DIRECTION:
From the material below, list every line containing "²⁰⁶Pb".

Start of TASK INPUT

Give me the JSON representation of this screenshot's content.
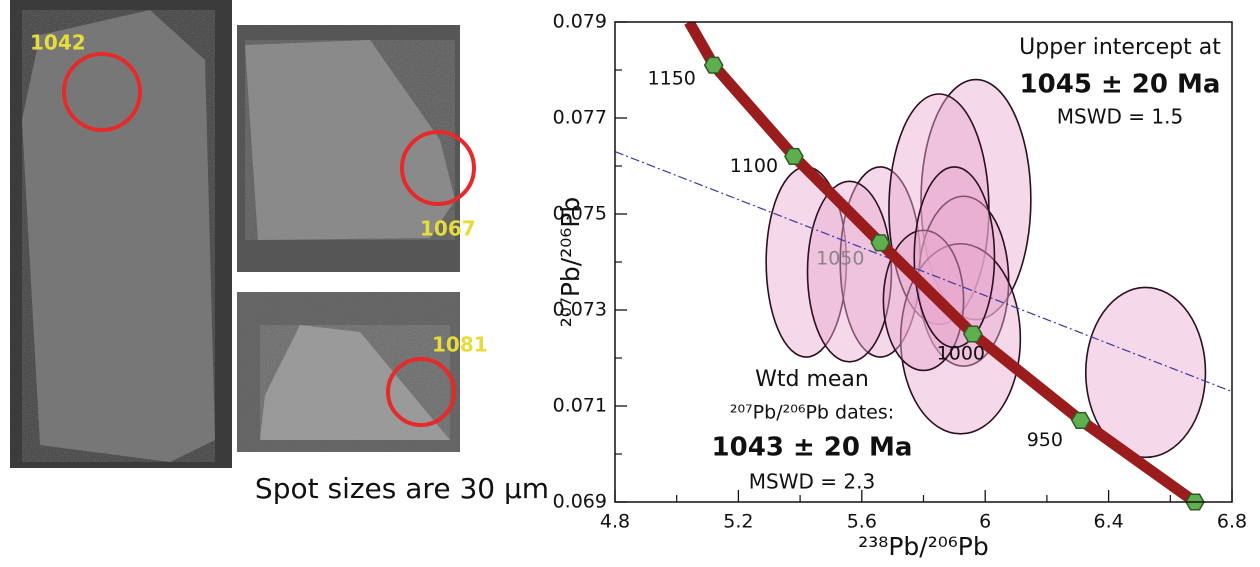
{
  "images": {
    "labels": [
      "1042",
      "1067",
      "1081"
    ],
    "caption": "Spot sizes are 30 µm"
  },
  "chart_data": {
    "type": "concordia",
    "x_label": "²³⁸Pb/²⁰⁶Pb",
    "y_label": "²⁰⁷Pb/²⁰⁶Pb",
    "xlim": [
      4.8,
      6.8
    ],
    "xticks": [
      4.8,
      5.2,
      5.6,
      6.0,
      6.4,
      6.8
    ],
    "xminorticks": [
      5.0,
      5.4,
      5.8,
      6.2,
      6.6
    ],
    "ylim": [
      0.069,
      0.079
    ],
    "yticks": [
      0.069,
      0.071,
      0.073,
      0.075,
      0.077,
      0.079
    ],
    "yminorticks": [
      0.07,
      0.072,
      0.074,
      0.076,
      0.078
    ],
    "curve": {
      "color": "#9b1c1c",
      "x": [
        5.04,
        5.12,
        5.38,
        5.66,
        5.96,
        6.31,
        6.68
      ],
      "y": [
        0.079,
        0.0781,
        0.0762,
        0.0744,
        0.0725,
        0.0707,
        0.069
      ]
    },
    "ages": {
      "color": "#5fae4f",
      "x": [
        5.12,
        5.38,
        5.66,
        5.96,
        6.31,
        6.68
      ],
      "y": [
        0.0781,
        0.0762,
        0.0744,
        0.0725,
        0.0707,
        0.069
      ],
      "labels": [
        "1150",
        "1100",
        "1050",
        "1000",
        "950",
        null
      ]
    },
    "discordia": {
      "color": "#3a3aa8",
      "x": [
        4.8,
        6.8
      ],
      "y": [
        0.0763,
        0.0713
      ]
    },
    "ellipses": {
      "color": "#e8a8cf",
      "x": [
        5.42,
        5.66,
        5.56,
        5.97,
        5.85,
        5.93,
        5.92,
        5.8,
        6.52,
        5.9
      ],
      "y": [
        0.074,
        0.074,
        0.0738,
        0.0753,
        0.0751,
        0.0736,
        0.0724,
        0.0732,
        0.0717,
        0.0741
      ],
      "x_err": [
        0.13,
        0.13,
        0.136,
        0.178,
        0.162,
        0.146,
        0.194,
        0.13,
        0.194,
        0.13
      ],
      "y_err": [
        0.00198,
        0.00198,
        0.00188,
        0.0025,
        0.0024,
        0.00177,
        0.00198,
        0.00146,
        0.00177,
        0.00188
      ]
    },
    "annotations": [
      "Upper intercept at",
      "1045 ± 20 Ma",
      "MSWD = 1.5",
      "Wtd mean",
      "²⁰⁷Pb/²⁰⁶Pb dates:",
      "1043 ± 20 Ma",
      "MSWD = 2.3"
    ]
  }
}
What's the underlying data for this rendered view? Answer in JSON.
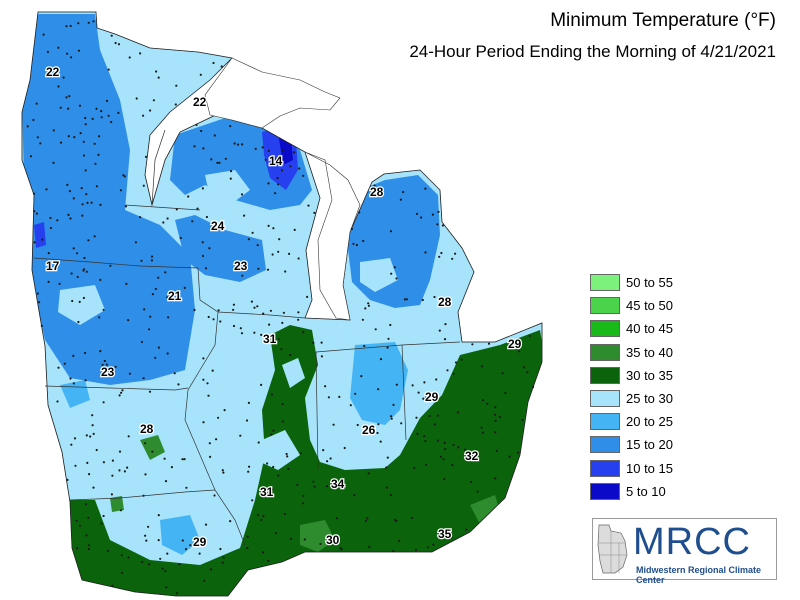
{
  "title": "Minimum Temperature (°F)",
  "subtitle": "24-Hour Period Ending the Morning of 4/21/2021",
  "legend": [
    {
      "label": "50 to 55",
      "color": "#7cf27c"
    },
    {
      "label": "45 to 50",
      "color": "#4cd34c"
    },
    {
      "label": "40 to 45",
      "color": "#19b919"
    },
    {
      "label": "35 to 40",
      "color": "#2e8b2e"
    },
    {
      "label": "30 to 35",
      "color": "#0b640b"
    },
    {
      "label": "25 to 30",
      "color": "#a7e4fc"
    },
    {
      "label": "20 to 25",
      "color": "#45b4f5"
    },
    {
      "label": "15 to 20",
      "color": "#2f8ee8"
    },
    {
      "label": "10 to 15",
      "color": "#2640f0"
    },
    {
      "label": "5 to 10",
      "color": "#0a0ac8"
    }
  ],
  "map_values": [
    "22",
    "22",
    "14",
    "28",
    "24",
    "23",
    "17",
    "21",
    "28",
    "31",
    "29",
    "23",
    "29",
    "28",
    "26",
    "32",
    "34",
    "31",
    "30",
    "35",
    "29"
  ],
  "logo": {
    "name": "MRCC",
    "full_name": "Midwestern Regional Climate Center"
  }
}
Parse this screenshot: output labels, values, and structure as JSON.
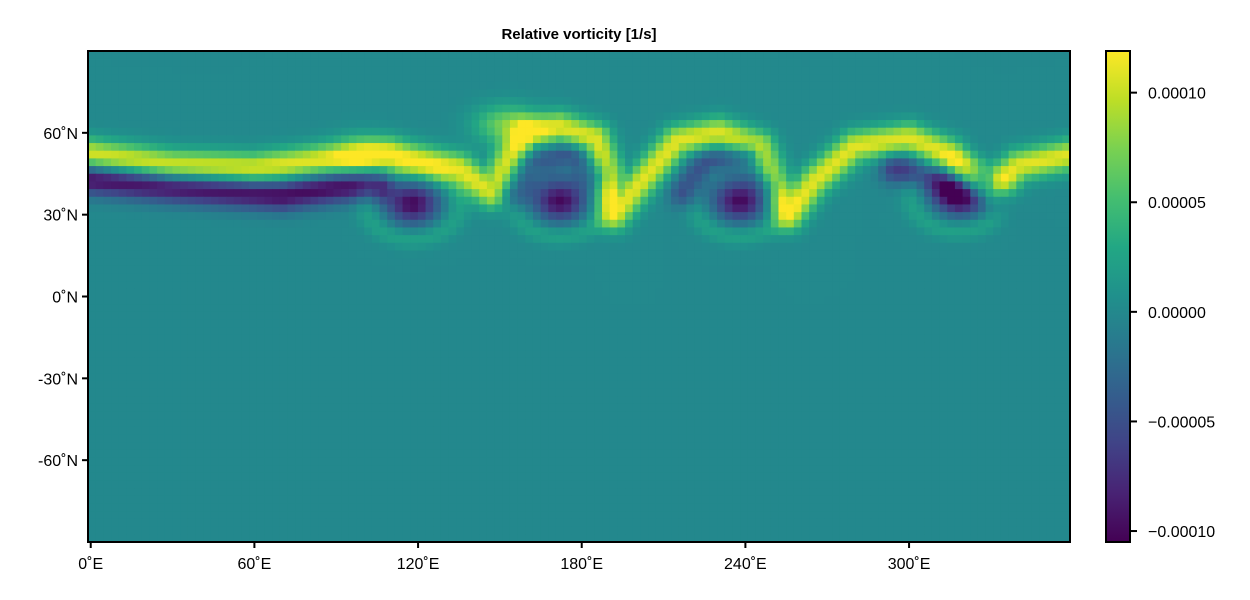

End of TASK INPUT

RESULT BELOW:
    "x_label": "²³⁸Pb/²⁰⁶Pb",
    "y_label": "²⁰⁷Pb/²⁰⁶Pb",
      "²⁰⁷Pb/²⁰⁶Pb dates:",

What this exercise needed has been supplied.